# What to work on:
Transcribe each line of the material as it is, and drop any picture.

— START —

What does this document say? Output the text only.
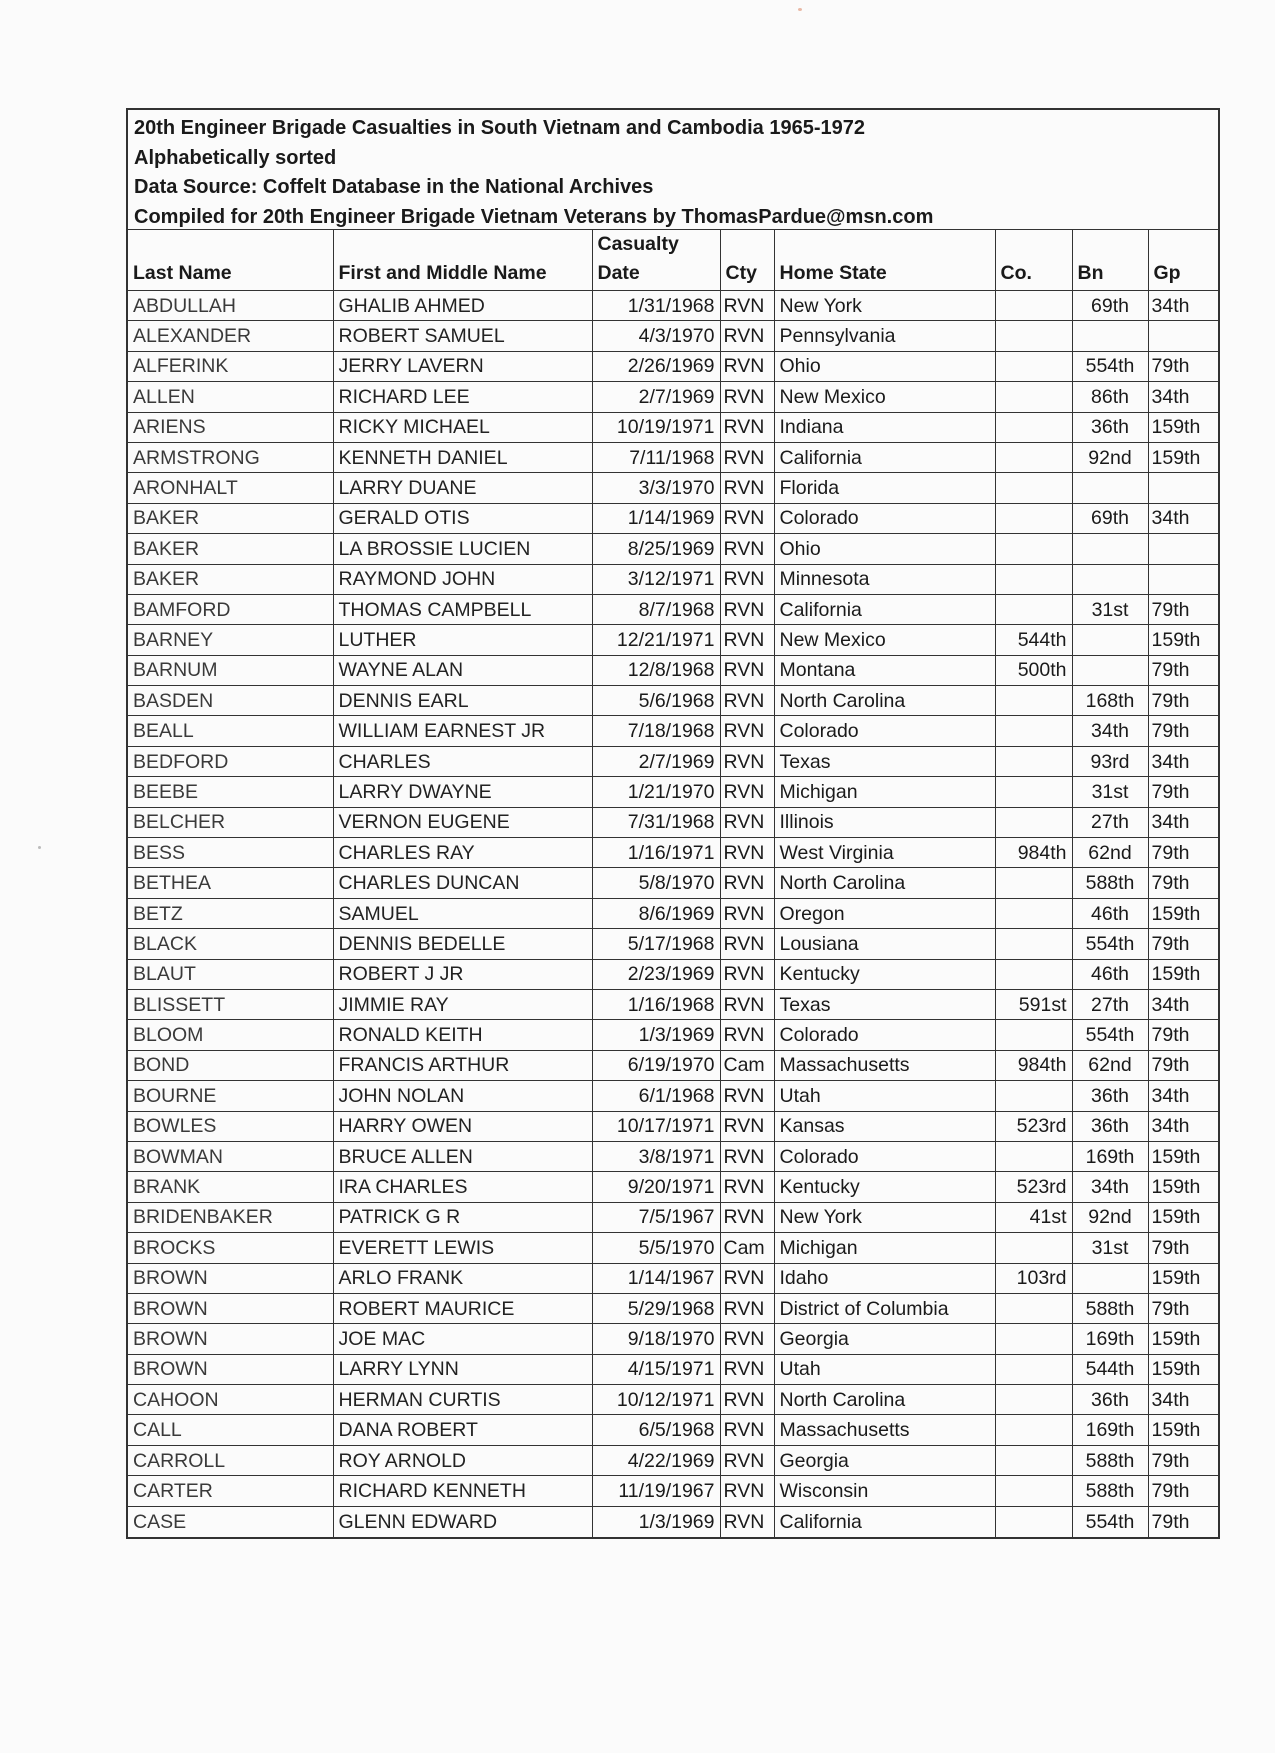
20th Engineer Brigade Casualties in South Vietnam and Cambodia 1965-1972
Alphabetically sorted
Data Source: Coffelt Database in the National Archives
Compiled for 20th Engineer Brigade Vietnam Veterans by ThomasPardue@msn.com
Last Name	First and Middle Name	Casualty
Date	Cty	Home State	Co.	Bn	Gp
ABDULLAH	GHALIB AHMED	1/31/1968	RVN	New York		69th	34th
ALEXANDER	ROBERT SAMUEL	4/3/1970	RVN	Pennsylvania			
ALFERINK	JERRY LAVERN	2/26/1969	RVN	Ohio		554th	79th
ALLEN	RICHARD LEE	2/7/1969	RVN	New Mexico		86th	34th
ARIENS	RICKY MICHAEL	10/19/1971	RVN	Indiana		36th	159th
ARMSTRONG	KENNETH DANIEL	7/11/1968	RVN	California		92nd	159th
ARONHALT	LARRY DUANE	3/3/1970	RVN	Florida			
BAKER	GERALD OTIS	1/14/1969	RVN	Colorado		69th	34th
BAKER	LA BROSSIE LUCIEN	8/25/1969	RVN	Ohio			
BAKER	RAYMOND JOHN	3/12/1971	RVN	Minnesota			
BAMFORD	THOMAS CAMPBELL	8/7/1968	RVN	California		31st	79th
BARNEY	LUTHER	12/21/1971	RVN	New Mexico	544th		159th
BARNUM	WAYNE ALAN	12/8/1968	RVN	Montana	500th		79th
BASDEN	DENNIS EARL	5/6/1968	RVN	North Carolina		168th	79th
BEALL	WILLIAM EARNEST JR	7/18/1968	RVN	Colorado		34th	79th
BEDFORD	CHARLES	2/7/1969	RVN	Texas		93rd	34th
BEEBE	LARRY DWAYNE	1/21/1970	RVN	Michigan		31st	79th
BELCHER	VERNON EUGENE	7/31/1968	RVN	Illinois		27th	34th
BESS	CHARLES RAY	1/16/1971	RVN	West Virginia	984th	62nd	79th
BETHEA	CHARLES DUNCAN	5/8/1970	RVN	North Carolina		588th	79th
BETZ	SAMUEL	8/6/1969	RVN	Oregon		46th	159th
BLACK	DENNIS BEDELLE	5/17/1968	RVN	Lousiana		554th	79th
BLAUT	ROBERT J JR	2/23/1969	RVN	Kentucky		46th	159th
BLISSETT	JIMMIE RAY	1/16/1968	RVN	Texas	591st	27th	34th
BLOOM	RONALD KEITH	1/3/1969	RVN	Colorado		554th	79th
BOND	FRANCIS ARTHUR	6/19/1970	Cam	Massachusetts	984th	62nd	79th
BOURNE	JOHN NOLAN	6/1/1968	RVN	Utah		36th	34th
BOWLES	HARRY OWEN	10/17/1971	RVN	Kansas	523rd	36th	34th
BOWMAN	BRUCE ALLEN	3/8/1971	RVN	Colorado		169th	159th
BRANK	IRA CHARLES	9/20/1971	RVN	Kentucky	523rd	34th	159th
BRIDENBAKER	PATRICK G R	7/5/1967	RVN	New York	41st	92nd	159th
BROCKS	EVERETT LEWIS	5/5/1970	Cam	Michigan		31st	79th
BROWN	ARLO FRANK	1/14/1967	RVN	Idaho	103rd		159th
BROWN	ROBERT MAURICE	5/29/1968	RVN	District of Columbia		588th	79th
BROWN	JOE MAC	9/18/1970	RVN	Georgia		169th	159th
BROWN	LARRY LYNN	4/15/1971	RVN	Utah		544th	159th
CAHOON	HERMAN CURTIS	10/12/1971	RVN	North Carolina		36th	34th
CALL	DANA ROBERT	6/5/1968	RVN	Massachusetts		169th	159th
CARROLL	ROY ARNOLD	4/22/1969	RVN	Georgia		588th	79th
CARTER	RICHARD KENNETH	11/19/1967	RVN	Wisconsin		588th	79th
CASE	GLENN EDWARD	1/3/1969	RVN	California		554th	79th
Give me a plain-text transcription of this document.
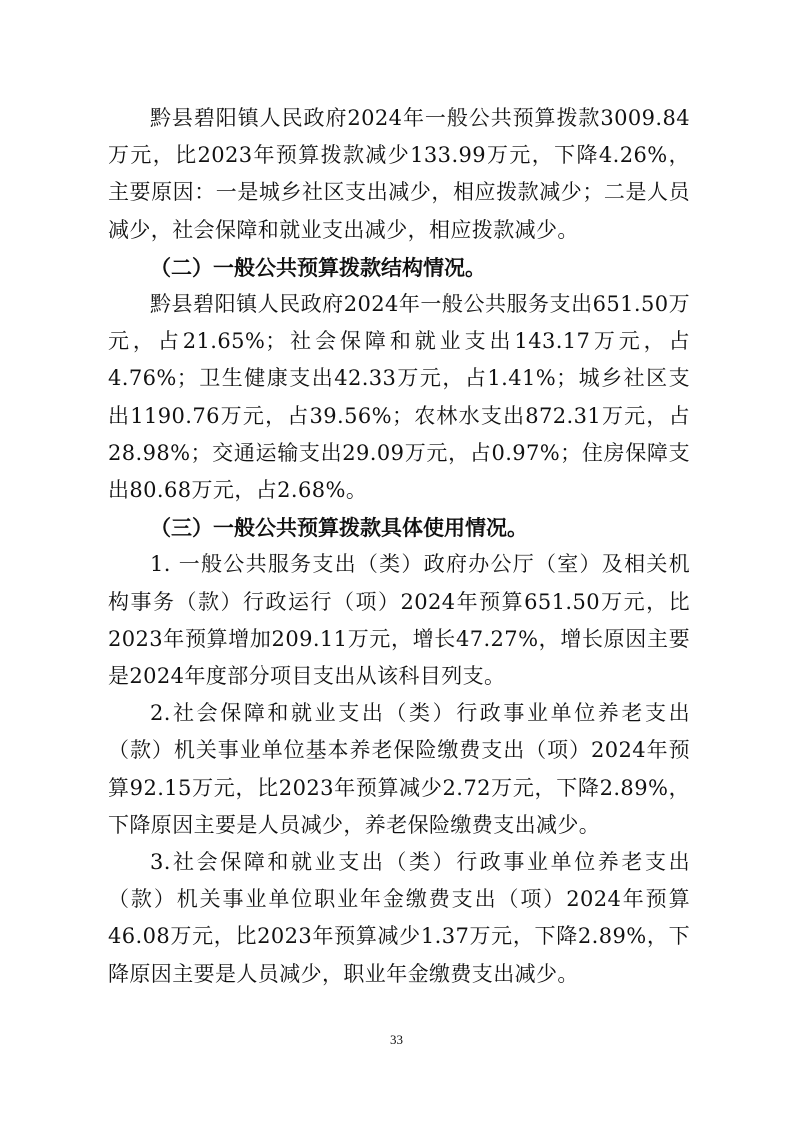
黔县碧阳镇人民政府2024年一般公共预算拨款3009.84万元，比2023年预算拨款减少133.99万元，下降4.26%，主要原因：一是城乡社区支出减少，相应拨款减少；二是人员减少，社会保障和就业支出减少，相应拨款减少。

（二）一般公共预算拨款结构情况。

黔县碧阳镇人民政府2024年一般公共服务支出651.50万元，占21.65%；社会保障和就业支出143.17万元，占4.76%；卫生健康支出42.33万元，占1.41%；城乡社区支出1190.76万元，占39.56%；农林水支出872.31万元，占28.98%；交通运输支出29.09万元，占0.97%；住房保障支出80.68万元，占2.68%。

（三）一般公共预算拨款具体使用情况。

1. 一般公共服务支出（类）政府办公厅（室）及相关机构事务（款）行政运行（项）2024年预算651.50万元，比2023年预算增加209.11万元，增长47.27%，增长原因主要是2024年度部分项目支出从该科目列支。

2.社会保障和就业支出（类）行政事业单位养老支出（款）机关事业单位基本养老保险缴费支出（项）2024年预算92.15万元，比2023年预算减少2.72万元，下降2.89%，下降原因主要是人员减少，养老保险缴费支出减少。

3.社会保障和就业支出（类）行政事业单位养老支出（款）机关事业单位职业年金缴费支出（项）2024年预算46.08万元，比2023年预算减少1.37万元，下降2.89%，下降原因主要是人员减少，职业年金缴费支出减少。

33
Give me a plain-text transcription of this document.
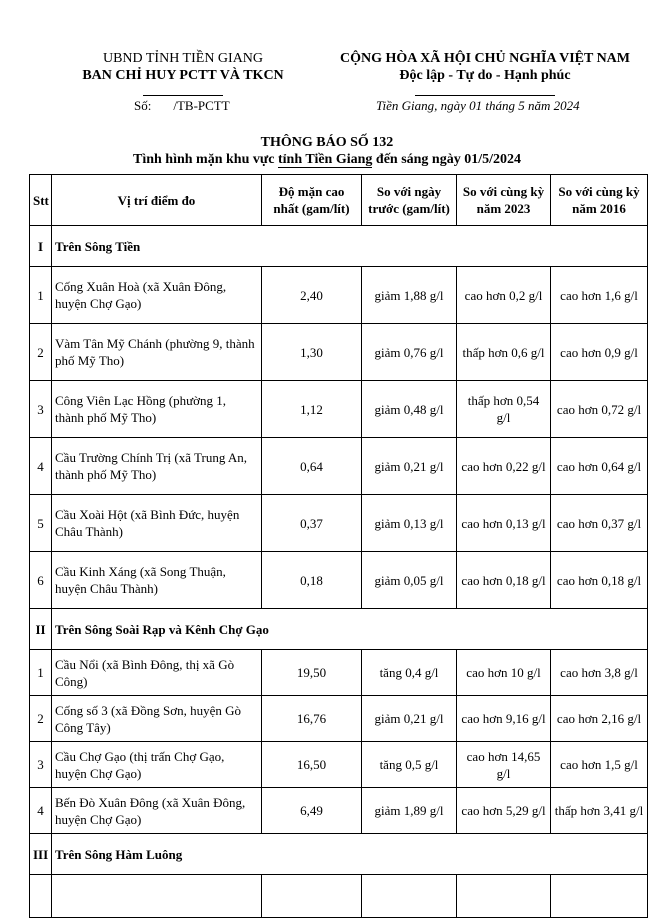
UBND TỈNH TIỀN GIANG
BAN CHỈ HUY PCTT VÀ TKCN
CỘNG HÒA XÃ HỘI CHỦ NGHĨA VIỆT NAM
Độc lập - Tự do - Hạnh phúc
Số: /TB-PCTT	Tiền Giang, ngày 01 tháng 5 năm 2024
THÔNG BÁO SỐ 132
Tình hình mặn khu vực tỉnh Tiền Giang đến sáng ngày 01/5/2024
Stt	Vị trí điểm đo	Độ mặn cao nhất (gam/lít)	So với ngày trước (gam/lít)	So với cùng kỳ năm 2023	So với cùng kỳ năm 2016
I	Trên Sông Tiền				
1	Cống Xuân Hoà (xã Xuân Đông, huyện Chợ Gạo)	2,40	giảm 1,88 g/l	cao hơn 0,2 g/l	cao hơn 1,6 g/l
2	Vàm Tân Mỹ Chánh (phường 9, thành phố Mỹ Tho)	1,30	giảm 0,76 g/l	thấp hơn 0,6 g/l	cao hơn 0,9 g/l
3	Công Viên Lạc Hồng (phường 1, thành phố Mỹ Tho)	1,12	giảm 0,48 g/l	thấp hơn 0,54 g/l	cao hơn 0,72 g/l
4	Cầu Trường Chính Trị (xã Trung An, thành phố Mỹ Tho)	0,64	giảm 0,21 g/l	cao hơn 0,22 g/l	cao hơn 0,64 g/l
5	Cầu Xoài Hột (xã Bình Đức, huyện Châu Thành)	0,37	giảm 0,13 g/l	cao hơn 0,13 g/l	cao hơn 0,37 g/l
6	Cầu Kinh Xáng (xã Song Thuận, huyện Châu Thành)	0,18	giảm 0,05 g/l	cao hơn 0,18 g/l	cao hơn 0,18 g/l
II	Trên Sông Soài Rạp và Kênh Chợ Gạo				
1	Cầu Nổi (xã Bình Đông, thị xã Gò Công)	19,50	tăng 0,4 g/l	cao hơn 10 g/l	cao hơn 3,8 g/l
2	Cống số 3 (xã Đồng Sơn, huyện Gò Công Tây)	16,76	giảm 0,21 g/l	cao hơn 9,16 g/l	cao hơn 2,16 g/l
3	Cầu Chợ Gạo (thị trấn Chợ Gạo, huyện Chợ Gạo)	16,50	tăng 0,5 g/l	cao hơn 14,65 g/l	cao hơn 1,5 g/l
4	Bến Đò Xuân Đông (xã Xuân Đông, huyện Chợ Gạo)	6,49	giảm 1,89 g/l	cao hơn 5,29 g/l	thấp hơn 3,41 g/l
III	Trên Sông Hàm Luông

— END —

# Solution:
What does this document say? Output the text only.
20th Engineer Brigade Casualties in South Vietnam and Cambodia 1965-1972
Alphabetically sorted
Data Source: Coffelt Database in the National Archives
Compiled for 20th Engineer Brigade Vietnam Veterans by ThomasPardue@msn.com
Last Name	First and Middle Name	Casualty
Date	Cty	Home State	Co.	Bn	Gp
ABDULLAH	GHALIB AHMED	1/31/1968	RVN	New York		69th	34th
ALEXANDER	ROBERT SAMUEL	4/3/1970	RVN	Pennsylvania			
ALFERINK	JERRY LAVERN	2/26/1969	RVN	Ohio		554th	79th
ALLEN	RICHARD LEE	2/7/1969	RVN	New Mexico		86th	34th
ARIENS	RICKY MICHAEL	10/19/1971	RVN	Indiana		36th	159th
ARMSTRONG	KENNETH DANIEL	7/11/1968	RVN	California		92nd	159th
ARONHALT	LARRY DUANE	3/3/1970	RVN	Florida			
BAKER	GERALD OTIS	1/14/1969	RVN	Colorado		69th	34th
BAKER	LA BROSSIE LUCIEN	8/25/1969	RVN	Ohio			
BAKER	RAYMOND JOHN	3/12/1971	RVN	Minnesota			
BAMFORD	THOMAS CAMPBELL	8/7/1968	RVN	California		31st	79th
BARNEY	LUTHER	12/21/1971	RVN	New Mexico	544th		159th
BARNUM	WAYNE ALAN	12/8/1968	RVN	Montana	500th		79th
BASDEN	DENNIS EARL	5/6/1968	RVN	North Carolina		168th	79th
BEALL	WILLIAM EARNEST JR	7/18/1968	RVN	Colorado		34th	79th
BEDFORD	CHARLES	2/7/1969	RVN	Texas		93rd	34th
BEEBE	LARRY DWAYNE	1/21/1970	RVN	Michigan		31st	79th
BELCHER	VERNON EUGENE	7/31/1968	RVN	Illinois		27th	34th
BESS	CHARLES RAY	1/16/1971	RVN	West Virginia	984th	62nd	79th
BETHEA	CHARLES DUNCAN	5/8/1970	RVN	North Carolina		588th	79th
BETZ	SAMUEL	8/6/1969	RVN	Oregon		46th	159th
BLACK	DENNIS BEDELLE	5/17/1968	RVN	Lousiana		554th	79th
BLAUT	ROBERT J JR	2/23/1969	RVN	Kentucky		46th	159th
BLISSETT	JIMMIE RAY	1/16/1968	RVN	Texas	591st	27th	34th
BLOOM	RONALD KEITH	1/3/1969	RVN	Colorado		554th	79th
BOND	FRANCIS ARTHUR	6/19/1970	Cam	Massachusetts	984th	62nd	79th
BOURNE	JOHN NOLAN	6/1/1968	RVN	Utah		36th	34th
BOWLES	HARRY OWEN	10/17/1971	RVN	Kansas	523rd	36th	34th
BOWMAN	BRUCE ALLEN	3/8/1971	RVN	Colorado		169th	159th
BRANK	IRA CHARLES	9/20/1971	RVN	Kentucky	523rd	34th	159th
BRIDENBAKER	PATRICK G R	7/5/1967	RVN	New York	41st	92nd	159th
BROCKS	EVERETT LEWIS	5/5/1970	Cam	Michigan		31st	79th
BROWN	ARLO FRANK	1/14/1967	RVN	Idaho	103rd		159th
BROWN	ROBERT MAURICE	5/29/1968	RVN	District of Columbia		588th	79th
BROWN	JOE MAC	9/18/1970	RVN	Georgia		169th	159th
BROWN	LARRY LYNN	4/15/1971	RVN	Utah		544th	159th
CAHOON	HERMAN CURTIS	10/12/1971	RVN	North Carolina		36th	34th
CALL	DANA ROBERT	6/5/1968	RVN	Massachusetts		169th	159th
CARROLL	ROY ARNOLD	4/22/1969	RVN	Georgia		588th	79th
CARTER	RICHARD KENNETH	11/19/1967	RVN	Wisconsin		588th	79th
CASE	GLENN EDWARD	1/3/1969	RVN	California		554th	79th
Give me a plain-text transcription of this document.
黔县碧阳镇人民政府2024年一般公共预算拨款3009.84万元，比2023年预算拨款减少133.99万元，下降4.26%，主要原因：一是城乡社区支出减少，相应拨款减少；二是人员减少，社会保障和就业支出减少，相应拨款减少。

（二）一般公共预算拨款结构情况。

黔县碧阳镇人民政府2024年一般公共服务支出651.50万元，占21.65%；社会保障和就业支出143.17万元，占4.76%；卫生健康支出42.33万元，占1.41%；城乡社区支出1190.76万元，占39.56%；农林水支出872.31万元，占28.98%；交通运输支出29.09万元，占0.97%；住房保障支出80.68万元，占2.68%。

（三）一般公共预算拨款具体使用情况。

1. 一般公共服务支出（类）政府办公厅（室）及相关机构事务（款）行政运行（项）2024年预算651.50万元，比2023年预算增加209.11万元，增长47.27%，增长原因主要是2024年度部分项目支出从该科目列支。

2.社会保障和就业支出（类）行政事业单位养老支出（款）机关事业单位基本养老保险缴费支出（项）2024年预算92.15万元，比2023年预算减少2.72万元，下降2.89%，下降原因主要是人员减少，养老保险缴费支出减少。

3.社会保障和就业支出（类）行政事业单位养老支出（款）机关事业单位职业年金缴费支出（项）2024年预算46.08万元，比2023年预算减少1.37万元，下降2.89%，下降原因主要是人员减少，职业年金缴费支出减少。

33
Give me a plain-text transcription of this document.
UBND TỈNH TIỀN GIANG
BAN CHỈ HUY PCTT VÀ TKCN
CỘNG HÒA XÃ HỘI CHỦ NGHĨA VIỆT NAM
Độc lập - Tự do - Hạnh phúc
Số: /TB-PCTT	Tiền Giang, ngày 01 tháng 5 năm 2024
THÔNG BÁO SỐ 132
Tình hình mặn khu vực tỉnh Tiền Giang đến sáng ngày 01/5/2024
Stt	Vị trí điểm đo	Độ mặn cao nhất (gam/lít)	So với ngày trước (gam/lít)	So với cùng kỳ năm 2023	So với cùng kỳ năm 2016
I	Trên Sông Tiền				
1	Cống Xuân Hoà (xã Xuân Đông, huyện Chợ Gạo)	2,40	giảm 1,88 g/l	cao hơn 0,2 g/l	cao hơn 1,6 g/l
2	Vàm Tân Mỹ Chánh (phường 9, thành phố Mỹ Tho)	1,30	giảm 0,76 g/l	thấp hơn 0,6 g/l	cao hơn 0,9 g/l
3	Công Viên Lạc Hồng (phường 1, thành phố Mỹ Tho)	1,12	giảm 0,48 g/l	thấp hơn 0,54 g/l	cao hơn 0,72 g/l
4	Cầu Trường Chính Trị (xã Trung An, thành phố Mỹ Tho)	0,64	giảm 0,21 g/l	cao hơn 0,22 g/l	cao hơn 0,64 g/l
5	Cầu Xoài Hột (xã Bình Đức, huyện Châu Thành)	0,37	giảm 0,13 g/l	cao hơn 0,13 g/l	cao hơn 0,37 g/l
6	Cầu Kinh Xáng (xã Song Thuận, huyện Châu Thành)	0,18	giảm 0,05 g/l	cao hơn 0,18 g/l	cao hơn 0,18 g/l
II	Trên Sông Soài Rạp và Kênh Chợ Gạo				
1	Cầu Nổi (xã Bình Đông, thị xã Gò Công)	19,50	tăng 0,4 g/l	cao hơn 10 g/l	cao hơn 3,8 g/l
2	Cống số 3 (xã Đồng Sơn, huyện Gò Công Tây)	16,76	giảm 0,21 g/l	cao hơn 9,16 g/l	cao hơn 2,16 g/l
3	Cầu Chợ Gạo (thị trấn Chợ Gạo, huyện Chợ Gạo)	16,50	tăng 0,5 g/l	cao hơn 14,65 g/l	cao hơn 1,5 g/l
4	Bến Đò Xuân Đông (xã Xuân Đông, huyện Chợ Gạo)	6,49	giảm 1,89 g/l	cao hơn 5,29 g/l	thấp hơn 3,41 g/l
III	Trên Sông Hàm Luông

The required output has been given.